Source records:
-=-=-=-=-

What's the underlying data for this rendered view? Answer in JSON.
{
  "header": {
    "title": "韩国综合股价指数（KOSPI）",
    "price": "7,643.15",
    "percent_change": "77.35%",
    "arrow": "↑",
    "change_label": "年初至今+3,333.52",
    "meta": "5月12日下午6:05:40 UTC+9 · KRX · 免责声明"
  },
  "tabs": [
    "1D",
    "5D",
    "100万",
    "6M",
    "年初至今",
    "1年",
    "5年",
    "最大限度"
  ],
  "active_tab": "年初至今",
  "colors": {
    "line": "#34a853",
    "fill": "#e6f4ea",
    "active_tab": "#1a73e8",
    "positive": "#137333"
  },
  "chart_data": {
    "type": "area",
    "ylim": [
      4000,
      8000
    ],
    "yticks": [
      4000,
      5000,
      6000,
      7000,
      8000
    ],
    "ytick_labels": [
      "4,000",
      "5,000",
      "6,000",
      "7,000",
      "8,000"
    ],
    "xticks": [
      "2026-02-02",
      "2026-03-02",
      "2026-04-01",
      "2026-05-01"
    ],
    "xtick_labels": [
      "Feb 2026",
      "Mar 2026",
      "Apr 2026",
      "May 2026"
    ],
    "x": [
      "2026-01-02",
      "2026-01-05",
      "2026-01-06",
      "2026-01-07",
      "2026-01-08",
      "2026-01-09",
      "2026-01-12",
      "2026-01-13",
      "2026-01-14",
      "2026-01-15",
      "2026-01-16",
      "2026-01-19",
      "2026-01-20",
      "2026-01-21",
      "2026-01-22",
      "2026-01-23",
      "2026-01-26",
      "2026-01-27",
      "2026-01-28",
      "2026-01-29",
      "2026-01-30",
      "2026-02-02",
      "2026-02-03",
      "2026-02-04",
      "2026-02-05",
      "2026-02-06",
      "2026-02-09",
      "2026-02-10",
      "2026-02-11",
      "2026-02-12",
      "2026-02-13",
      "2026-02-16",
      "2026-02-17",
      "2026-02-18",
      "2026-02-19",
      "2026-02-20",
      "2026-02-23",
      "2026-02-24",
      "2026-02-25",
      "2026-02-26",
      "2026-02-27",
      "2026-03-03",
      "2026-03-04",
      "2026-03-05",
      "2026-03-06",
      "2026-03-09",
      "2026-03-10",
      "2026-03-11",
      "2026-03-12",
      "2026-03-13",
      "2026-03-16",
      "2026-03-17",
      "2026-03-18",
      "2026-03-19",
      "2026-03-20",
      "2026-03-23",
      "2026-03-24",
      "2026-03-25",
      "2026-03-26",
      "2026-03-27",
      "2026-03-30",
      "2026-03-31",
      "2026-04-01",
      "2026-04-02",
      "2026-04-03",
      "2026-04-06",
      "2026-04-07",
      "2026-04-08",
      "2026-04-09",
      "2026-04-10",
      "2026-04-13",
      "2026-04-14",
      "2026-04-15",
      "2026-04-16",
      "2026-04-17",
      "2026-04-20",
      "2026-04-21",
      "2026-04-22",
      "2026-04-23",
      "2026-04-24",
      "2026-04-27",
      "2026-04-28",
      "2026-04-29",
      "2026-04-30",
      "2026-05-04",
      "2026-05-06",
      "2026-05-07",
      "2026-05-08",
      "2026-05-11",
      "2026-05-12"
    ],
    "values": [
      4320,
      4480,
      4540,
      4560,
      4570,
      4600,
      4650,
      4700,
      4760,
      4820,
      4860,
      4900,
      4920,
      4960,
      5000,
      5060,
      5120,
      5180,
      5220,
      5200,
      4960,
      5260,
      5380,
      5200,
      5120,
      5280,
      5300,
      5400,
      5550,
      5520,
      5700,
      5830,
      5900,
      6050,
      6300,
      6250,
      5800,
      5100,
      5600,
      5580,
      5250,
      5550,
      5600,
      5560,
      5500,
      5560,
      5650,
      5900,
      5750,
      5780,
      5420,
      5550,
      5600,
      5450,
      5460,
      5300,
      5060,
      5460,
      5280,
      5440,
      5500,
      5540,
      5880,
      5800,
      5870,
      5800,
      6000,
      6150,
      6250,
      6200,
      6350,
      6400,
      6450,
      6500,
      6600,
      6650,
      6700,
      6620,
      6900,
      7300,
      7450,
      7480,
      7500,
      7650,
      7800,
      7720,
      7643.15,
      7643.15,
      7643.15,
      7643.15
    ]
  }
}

-=-=-=-=-

### PROBLEM TO SOLVE
Write out every entry above, word for word.

### WRITTEN SOLUTION
What's the underlying data for this rendered view? Answer in JSON.
{
  "header": {
    "title": "韩国综合股价指数（KOSPI）",
    "price": "7,643.15",
    "percent_change": "77.35%",
    "arrow": "↑",
    "change_label": "年初至今+3,333.52",
    "meta": "5月12日下午6:05:40 UTC+9 · KRX · 免责声明"
  },
  "tabs": [
    "1D",
    "5D",
    "100万",
    "6M",
    "年初至今",
    "1年",
    "5年",
    "最大限度"
  ],
  "active_tab": "年初至今",
  "colors": {
    "line": "#34a853",
    "fill": "#e6f4ea",
    "active_tab": "#1a73e8",
    "positive": "#137333"
  },
  "chart_data": {
    "type": "area",
    "ylim": [
      4000,
      8000
    ],
    "yticks": [
      4000,
      5000,
      6000,
      7000,
      8000
    ],
    "ytick_labels": [
      "4,000",
      "5,000",
      "6,000",
      "7,000",
      "8,000"
    ],
    "xticks": [
      "2026-02-02",
      "2026-03-02",
      "2026-04-01",
      "2026-05-01"
    ],
    "xtick_labels": [
      "Feb 2026",
      "Mar 2026",
      "Apr 2026",
      "May 2026"
    ],
    "x": [
      "2026-01-02",
      "2026-01-05",
      "2026-01-06",
      "2026-01-07",
      "2026-01-08",
      "2026-01-09",
      "2026-01-12",
      "2026-01-13",
      "2026-01-14",
      "2026-01-15",
      "2026-01-16",
      "2026-01-19",
      "2026-01-20",
      "2026-01-21",
      "2026-01-22",
      "2026-01-23",
      "2026-01-26",
      "2026-01-27",
      "2026-01-28",
      "2026-01-29",
      "2026-01-30",
      "2026-02-02",
      "2026-02-03",
      "2026-02-04",
      "2026-02-05",
      "2026-02-06",
      "2026-02-09",
      "2026-02-10",
      "2026-02-11",
      "2026-02-12",
      "2026-02-13",
      "2026-02-16",
      "2026-02-17",
      "2026-02-18",
      "2026-02-19",
      "2026-02-20",
      "2026-02-23",
      "2026-02-24",
      "2026-02-25",
      "2026-02-26",
      "2026-02-27",
      "2026-03-03",
      "2026-03-04",
      "2026-03-05",
      "2026-03-06",
      "2026-03-09",
      "2026-03-10",
      "2026-03-11",
      "2026-03-12",
      "2026-03-13",
      "2026-03-16",
      "2026-03-17",
      "2026-03-18",
      "2026-03-19",
      "2026-03-20",
      "2026-03-23",
      "2026-03-24",
      "2026-03-25",
      "2026-03-26",
      "2026-03-27",
      "2026-03-30",
      "2026-03-31",
      "2026-04-01",
      "2026-04-02",
      "2026-04-03",
      "2026-04-06",
      "2026-04-07",
      "2026-04-08",
      "2026-04-09",
      "2026-04-10",
      "2026-04-13",
      "2026-04-14",
      "2026-04-15",
      "2026-04-16",
      "2026-04-17",
      "2026-04-20",
      "2026-04-21",
      "2026-04-22",
      "2026-04-23",
      "2026-04-24",
      "2026-04-27",
      "2026-04-28",
      "2026-04-29",
      "2026-04-30",
      "2026-05-04",
      "2026-05-06",
      "2026-05-07",
      "2026-05-08",
      "2026-05-11",
      "2026-05-12"
    ],
    "values": [
      4320,
      4480,
      4540,
      4560,
      4570,
      4600,
      4650,
      4700,
      4760,
      4820,
      4860,
      4900,
      4920,
      4960,
      5000,
      5060,
      5120,
      5180,
      5220,
      5200,
      4960,
      5260,
      5380,
      5200,
      5120,
      5280,
      5300,
      5400,
      5550,
      5520,
      5700,
      5830,
      5900,
      6050,
      6300,
      6250,
      5800,
      5100,
      5600,
      5580,
      5250,
      5550,
      5600,
      5560,
      5500,
      5560,
      5650,
      5900,
      5750,
      5780,
      5420,
      5550,
      5600,
      5450,
      5460,
      5300,
      5060,
      5460,
      5280,
      5440,
      5500,
      5540,
      5880,
      5800,
      5870,
      5800,
      6000,
      6150,
      6250,
      6200,
      6350,
      6400,
      6450,
      6500,
      6600,
      6650,
      6700,
      6620,
      6900,
      7300,
      7450,
      7480,
      7500,
      7650,
      7800,
      7720,
      7643.15,
      7643.15,
      7643.15,
      7643.15
    ]
  }
}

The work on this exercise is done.